=== RECORDS FOR THIS EXERCISE ===

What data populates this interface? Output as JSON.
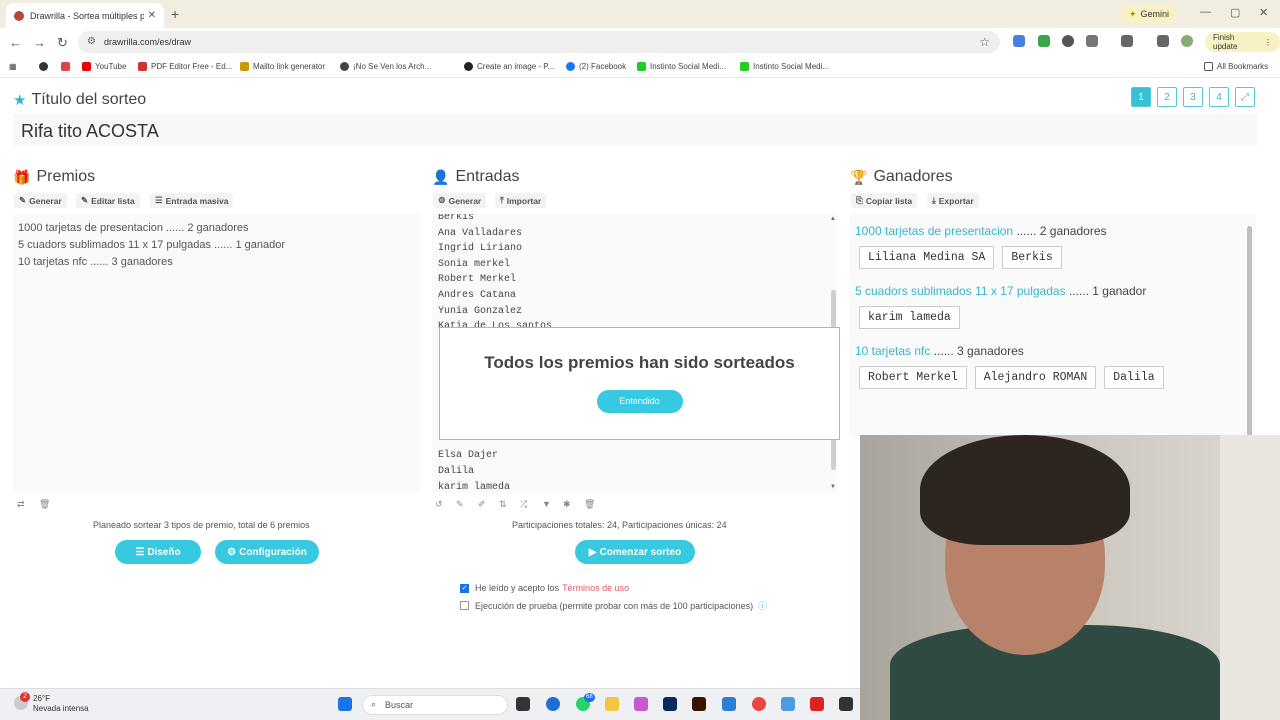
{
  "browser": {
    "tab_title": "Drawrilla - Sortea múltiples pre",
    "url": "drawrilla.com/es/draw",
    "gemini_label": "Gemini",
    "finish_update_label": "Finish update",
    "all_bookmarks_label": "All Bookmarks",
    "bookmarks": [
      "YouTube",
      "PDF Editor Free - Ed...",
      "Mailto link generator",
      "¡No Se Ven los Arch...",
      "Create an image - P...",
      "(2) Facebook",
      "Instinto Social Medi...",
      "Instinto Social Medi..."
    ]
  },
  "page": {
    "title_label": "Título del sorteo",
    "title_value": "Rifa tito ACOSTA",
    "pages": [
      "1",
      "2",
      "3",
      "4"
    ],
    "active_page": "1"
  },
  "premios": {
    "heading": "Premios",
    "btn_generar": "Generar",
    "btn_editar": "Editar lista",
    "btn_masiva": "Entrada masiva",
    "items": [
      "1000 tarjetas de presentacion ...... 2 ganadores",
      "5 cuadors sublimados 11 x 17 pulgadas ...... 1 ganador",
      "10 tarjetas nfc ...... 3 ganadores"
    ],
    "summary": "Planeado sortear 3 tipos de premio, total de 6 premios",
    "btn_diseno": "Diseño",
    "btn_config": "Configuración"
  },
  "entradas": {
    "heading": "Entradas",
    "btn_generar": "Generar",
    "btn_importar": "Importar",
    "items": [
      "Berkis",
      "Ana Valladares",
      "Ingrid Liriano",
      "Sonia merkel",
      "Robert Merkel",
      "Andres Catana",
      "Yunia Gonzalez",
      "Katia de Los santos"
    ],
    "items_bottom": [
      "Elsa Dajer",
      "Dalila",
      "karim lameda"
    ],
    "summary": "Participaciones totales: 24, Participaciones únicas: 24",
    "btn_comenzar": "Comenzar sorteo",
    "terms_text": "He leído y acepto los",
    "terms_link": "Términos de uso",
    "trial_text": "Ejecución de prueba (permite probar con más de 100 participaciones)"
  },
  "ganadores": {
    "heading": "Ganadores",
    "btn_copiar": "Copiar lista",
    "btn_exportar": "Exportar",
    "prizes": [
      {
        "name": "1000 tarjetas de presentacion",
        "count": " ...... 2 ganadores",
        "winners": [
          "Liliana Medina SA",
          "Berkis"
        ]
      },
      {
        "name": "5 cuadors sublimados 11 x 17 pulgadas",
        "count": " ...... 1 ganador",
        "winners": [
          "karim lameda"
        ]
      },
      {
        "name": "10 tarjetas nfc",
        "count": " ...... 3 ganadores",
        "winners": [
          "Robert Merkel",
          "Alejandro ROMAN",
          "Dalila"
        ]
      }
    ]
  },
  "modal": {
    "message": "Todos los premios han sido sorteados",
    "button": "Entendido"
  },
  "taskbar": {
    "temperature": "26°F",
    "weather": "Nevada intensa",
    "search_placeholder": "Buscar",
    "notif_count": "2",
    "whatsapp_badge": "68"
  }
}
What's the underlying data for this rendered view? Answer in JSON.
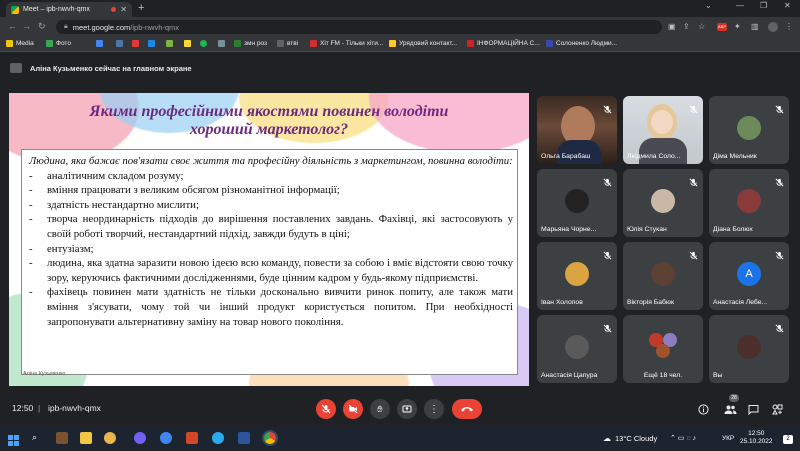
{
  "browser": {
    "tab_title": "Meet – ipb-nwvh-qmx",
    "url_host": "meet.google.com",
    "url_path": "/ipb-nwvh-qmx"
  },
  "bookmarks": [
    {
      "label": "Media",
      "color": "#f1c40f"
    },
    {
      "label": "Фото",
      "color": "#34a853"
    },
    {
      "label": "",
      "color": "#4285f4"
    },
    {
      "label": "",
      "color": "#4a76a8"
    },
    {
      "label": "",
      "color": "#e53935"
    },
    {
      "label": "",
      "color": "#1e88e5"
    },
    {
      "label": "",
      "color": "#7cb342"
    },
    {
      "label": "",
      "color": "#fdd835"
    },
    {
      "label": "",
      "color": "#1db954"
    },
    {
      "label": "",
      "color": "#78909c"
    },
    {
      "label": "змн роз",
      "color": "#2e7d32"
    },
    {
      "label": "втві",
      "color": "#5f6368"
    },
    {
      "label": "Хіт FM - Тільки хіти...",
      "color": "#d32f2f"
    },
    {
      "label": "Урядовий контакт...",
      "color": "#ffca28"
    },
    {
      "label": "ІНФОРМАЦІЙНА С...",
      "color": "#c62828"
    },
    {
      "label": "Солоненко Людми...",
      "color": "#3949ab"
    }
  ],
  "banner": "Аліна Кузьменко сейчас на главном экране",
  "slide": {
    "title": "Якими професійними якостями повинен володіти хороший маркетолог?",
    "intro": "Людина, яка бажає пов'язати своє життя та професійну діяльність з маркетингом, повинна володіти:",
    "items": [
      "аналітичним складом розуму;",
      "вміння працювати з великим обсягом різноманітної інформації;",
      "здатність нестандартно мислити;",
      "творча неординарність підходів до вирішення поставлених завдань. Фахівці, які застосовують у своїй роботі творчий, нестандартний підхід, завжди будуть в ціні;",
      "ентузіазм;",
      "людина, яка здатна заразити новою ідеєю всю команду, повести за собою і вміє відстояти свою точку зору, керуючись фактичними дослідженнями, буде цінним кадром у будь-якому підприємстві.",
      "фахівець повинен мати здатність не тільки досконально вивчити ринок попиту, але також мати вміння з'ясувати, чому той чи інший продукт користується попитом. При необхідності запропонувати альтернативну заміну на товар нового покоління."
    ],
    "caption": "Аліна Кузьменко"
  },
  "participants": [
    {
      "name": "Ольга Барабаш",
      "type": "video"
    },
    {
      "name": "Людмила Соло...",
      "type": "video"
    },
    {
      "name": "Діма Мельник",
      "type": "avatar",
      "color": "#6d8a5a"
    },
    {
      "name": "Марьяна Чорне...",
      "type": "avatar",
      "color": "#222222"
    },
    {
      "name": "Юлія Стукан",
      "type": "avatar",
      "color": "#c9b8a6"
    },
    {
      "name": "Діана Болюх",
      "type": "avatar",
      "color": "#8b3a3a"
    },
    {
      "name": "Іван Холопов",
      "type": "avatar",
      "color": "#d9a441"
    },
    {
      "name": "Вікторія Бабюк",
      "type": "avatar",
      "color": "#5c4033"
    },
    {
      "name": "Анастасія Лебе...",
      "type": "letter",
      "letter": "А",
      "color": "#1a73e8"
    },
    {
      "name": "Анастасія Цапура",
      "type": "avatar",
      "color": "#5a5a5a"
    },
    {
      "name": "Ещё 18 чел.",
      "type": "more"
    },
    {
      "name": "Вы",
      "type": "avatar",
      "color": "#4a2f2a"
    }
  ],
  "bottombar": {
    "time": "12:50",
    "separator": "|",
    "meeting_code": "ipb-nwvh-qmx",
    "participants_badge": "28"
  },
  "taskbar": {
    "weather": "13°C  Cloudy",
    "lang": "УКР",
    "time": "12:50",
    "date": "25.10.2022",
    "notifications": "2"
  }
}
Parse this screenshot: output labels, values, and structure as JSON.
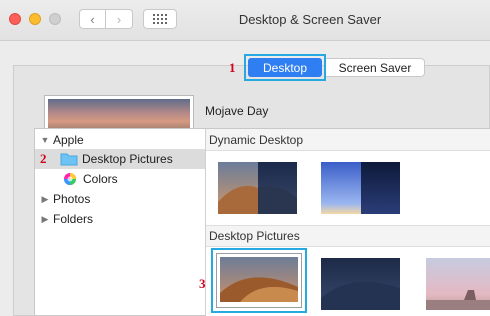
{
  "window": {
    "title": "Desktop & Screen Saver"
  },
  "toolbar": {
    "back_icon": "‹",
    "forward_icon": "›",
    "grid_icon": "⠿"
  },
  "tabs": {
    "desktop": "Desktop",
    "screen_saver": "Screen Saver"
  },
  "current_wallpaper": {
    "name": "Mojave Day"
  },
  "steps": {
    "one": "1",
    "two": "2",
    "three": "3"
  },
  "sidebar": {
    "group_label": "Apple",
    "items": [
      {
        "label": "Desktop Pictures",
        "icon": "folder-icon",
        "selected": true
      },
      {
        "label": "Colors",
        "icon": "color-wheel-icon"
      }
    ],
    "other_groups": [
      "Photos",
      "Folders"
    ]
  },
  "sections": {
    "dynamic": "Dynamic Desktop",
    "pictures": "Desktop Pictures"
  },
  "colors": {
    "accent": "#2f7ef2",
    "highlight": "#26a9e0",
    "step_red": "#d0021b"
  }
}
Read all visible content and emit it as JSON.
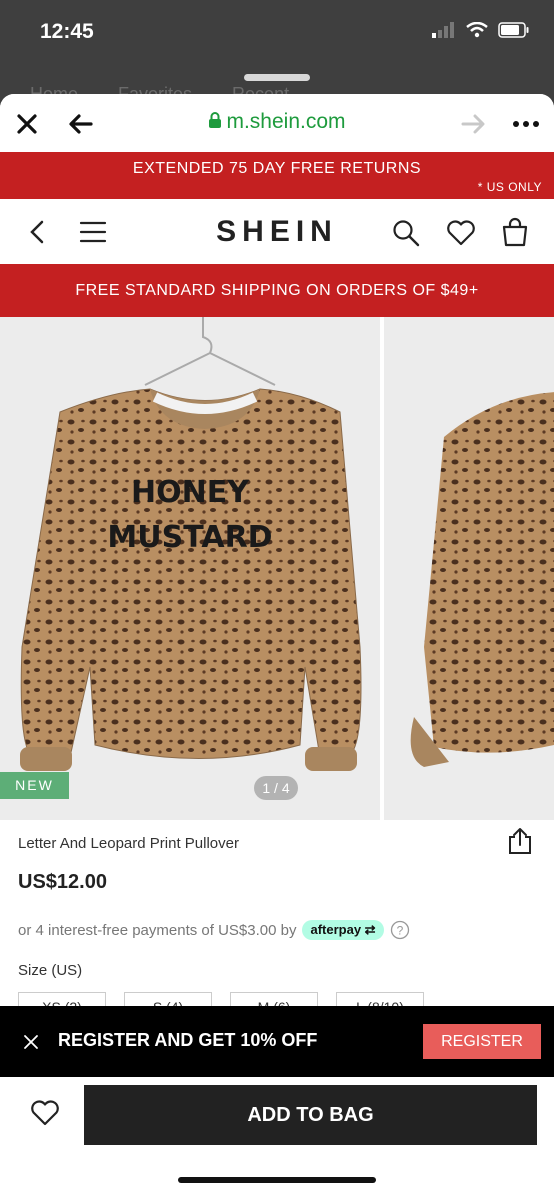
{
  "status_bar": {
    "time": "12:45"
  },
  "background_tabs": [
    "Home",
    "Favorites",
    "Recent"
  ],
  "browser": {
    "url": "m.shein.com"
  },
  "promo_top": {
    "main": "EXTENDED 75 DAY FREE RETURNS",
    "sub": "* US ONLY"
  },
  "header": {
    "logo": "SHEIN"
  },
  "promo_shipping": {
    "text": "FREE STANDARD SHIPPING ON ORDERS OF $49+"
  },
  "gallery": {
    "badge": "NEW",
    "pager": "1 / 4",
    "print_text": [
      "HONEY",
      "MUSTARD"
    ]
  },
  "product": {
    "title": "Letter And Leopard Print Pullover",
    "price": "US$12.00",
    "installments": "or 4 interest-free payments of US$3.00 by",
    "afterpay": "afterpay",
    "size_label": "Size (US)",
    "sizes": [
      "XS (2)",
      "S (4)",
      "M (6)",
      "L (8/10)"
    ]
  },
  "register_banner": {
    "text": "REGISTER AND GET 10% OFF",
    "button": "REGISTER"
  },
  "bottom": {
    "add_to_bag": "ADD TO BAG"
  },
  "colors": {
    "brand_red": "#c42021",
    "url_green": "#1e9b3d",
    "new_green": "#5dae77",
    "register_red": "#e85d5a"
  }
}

===

§ **STATED EXERCISE**: Output only these lines, word for word: the line containing "Read all visible content and emit it as JSON." and every line after it through the last line of the data. Omit the pictures.

§ **WRITTEN SOLUTION**:
Read all visible content and emit it as JSON.
{
  "status_bar": {
    "time": "12:45"
  },
  "background_tabs": [
    "Home",
    "Favorites",
    "Recent"
  ],
  "browser": {
    "url": "m.shein.com"
  },
  "promo_top": {
    "main": "EXTENDED 75 DAY FREE RETURNS",
    "sub": "* US ONLY"
  },
  "header": {
    "logo": "SHEIN"
  },
  "promo_shipping": {
    "text": "FREE STANDARD SHIPPING ON ORDERS OF $49+"
  },
  "gallery": {
    "badge": "NEW",
    "pager": "1 / 4",
    "print_text": [
      "HONEY",
      "MUSTARD"
    ]
  },
  "product": {
    "title": "Letter And Leopard Print Pullover",
    "price": "US$12.00",
    "installments": "or 4 interest-free payments of US$3.00 by",
    "afterpay": "afterpay",
    "size_label": "Size (US)",
    "sizes": [
      "XS (2)",
      "S (4)",
      "M (6)",
      "L (8/10)"
    ]
  },
  "register_banner": {
    "text": "REGISTER AND GET 10% OFF",
    "button": "REGISTER"
  },
  "bottom": {
    "add_to_bag": "ADD TO BAG"
  },
  "colors": {
    "brand_red": "#c42021",
    "url_green": "#1e9b3d",
    "new_green": "#5dae77",
    "register_red": "#e85d5a"
  }
}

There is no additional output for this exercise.